EXERCISE DATA:
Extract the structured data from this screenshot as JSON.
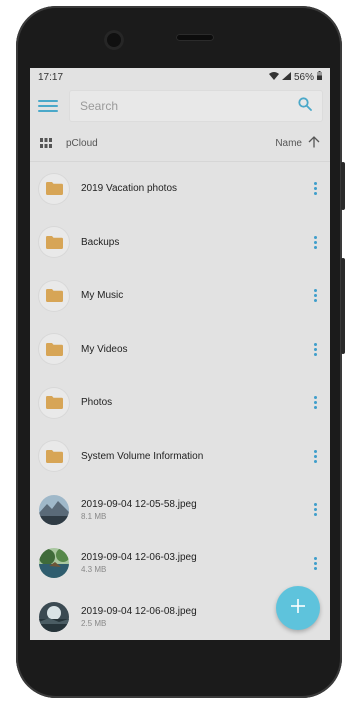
{
  "status": {
    "time": "17:17",
    "battery": "56%"
  },
  "header": {
    "search_placeholder": "Search"
  },
  "sortbar": {
    "location": "pCloud",
    "sort_label": "Name"
  },
  "items": [
    {
      "name": "2019 Vacation photos",
      "type": "folder",
      "size": ""
    },
    {
      "name": "Backups",
      "type": "folder",
      "size": ""
    },
    {
      "name": "My Music",
      "type": "folder",
      "size": ""
    },
    {
      "name": "My Videos",
      "type": "folder",
      "size": ""
    },
    {
      "name": "Photos",
      "type": "folder",
      "size": ""
    },
    {
      "name": "System Volume Information",
      "type": "folder",
      "size": ""
    },
    {
      "name": "2019-09-04 12-05-58.jpeg",
      "type": "image",
      "size": "8.1 MB"
    },
    {
      "name": "2019-09-04 12-06-03.jpeg",
      "type": "image",
      "size": "4.3 MB"
    },
    {
      "name": "2019-09-04 12-06-08.jpeg",
      "type": "image",
      "size": "2.5 MB"
    }
  ],
  "colors": {
    "accent": "#4aa8c9",
    "fab": "#5ec3dc",
    "folder": "#d7a556"
  },
  "icons": [
    "menu-icon",
    "search-icon",
    "grid-view-icon",
    "sort-arrow-up-icon",
    "folder-icon",
    "more-vert-icon",
    "add-icon"
  ]
}
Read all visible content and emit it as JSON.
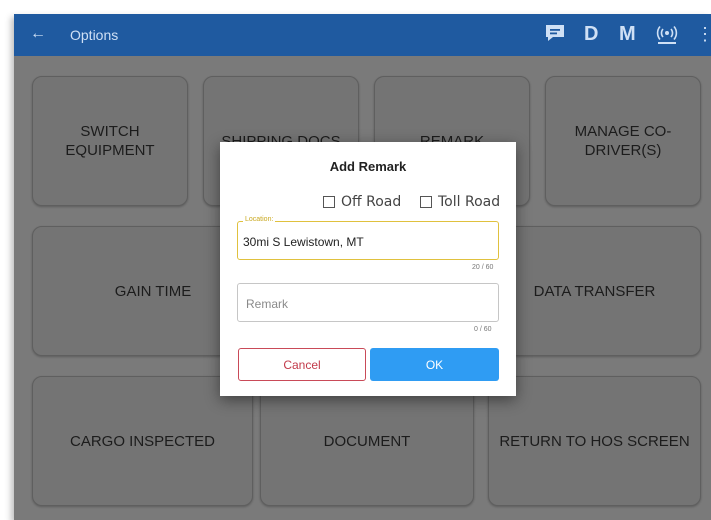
{
  "appbar": {
    "back_icon": "arrow-back-icon",
    "title": "Options",
    "action_d": "D",
    "action_m": "M",
    "icons": [
      "message-icon",
      "antenna-icon",
      "more-vert-icon"
    ]
  },
  "tiles": [
    "SWITCH EQUIPMENT",
    "SHIPPING DOCS",
    "REMARK",
    "MANAGE CO-DRIVER(S)",
    "GAIN TIME",
    "DATA TRANSFER",
    "CARGO INSPECTED",
    "DOCUMENT",
    "RETURN TO HOS SCREEN"
  ],
  "dialog": {
    "title": "Add Remark",
    "checkbox_off_road": "Off Road",
    "checkbox_toll_road": "Toll Road",
    "location_label": "Location:",
    "location_value": "30mi S Lewistown, MT",
    "location_counter": "20 / 60",
    "remark_placeholder": "Remark",
    "remark_counter": "0 / 60",
    "cancel_label": "Cancel",
    "ok_label": "OK"
  },
  "colors": {
    "appbar": "#1f5aa0",
    "overlay": "#7a7a7a",
    "ok_button": "#2f9cf3",
    "cancel_border": "#c94a58",
    "location_focus": "#e0c13e"
  }
}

INSTRUCTION: Retype the lines exactly as they appear, beginning with the line that contains "Read all visible content and emit it as JSON." and ending with the final line of the entries, and omit the pictures.

EXERCISE SOLUTION:
Read all visible content and emit it as JSON.
{
  "appbar": {
    "back_icon": "arrow-back-icon",
    "title": "Options",
    "action_d": "D",
    "action_m": "M",
    "icons": [
      "message-icon",
      "antenna-icon",
      "more-vert-icon"
    ]
  },
  "tiles": [
    "SWITCH EQUIPMENT",
    "SHIPPING DOCS",
    "REMARK",
    "MANAGE CO-DRIVER(S)",
    "GAIN TIME",
    "DATA TRANSFER",
    "CARGO INSPECTED",
    "DOCUMENT",
    "RETURN TO HOS SCREEN"
  ],
  "dialog": {
    "title": "Add Remark",
    "checkbox_off_road": "Off Road",
    "checkbox_toll_road": "Toll Road",
    "location_label": "Location:",
    "location_value": "30mi S Lewistown, MT",
    "location_counter": "20 / 60",
    "remark_placeholder": "Remark",
    "remark_counter": "0 / 60",
    "cancel_label": "Cancel",
    "ok_label": "OK"
  },
  "colors": {
    "appbar": "#1f5aa0",
    "overlay": "#7a7a7a",
    "ok_button": "#2f9cf3",
    "cancel_border": "#c94a58",
    "location_focus": "#e0c13e"
  }
}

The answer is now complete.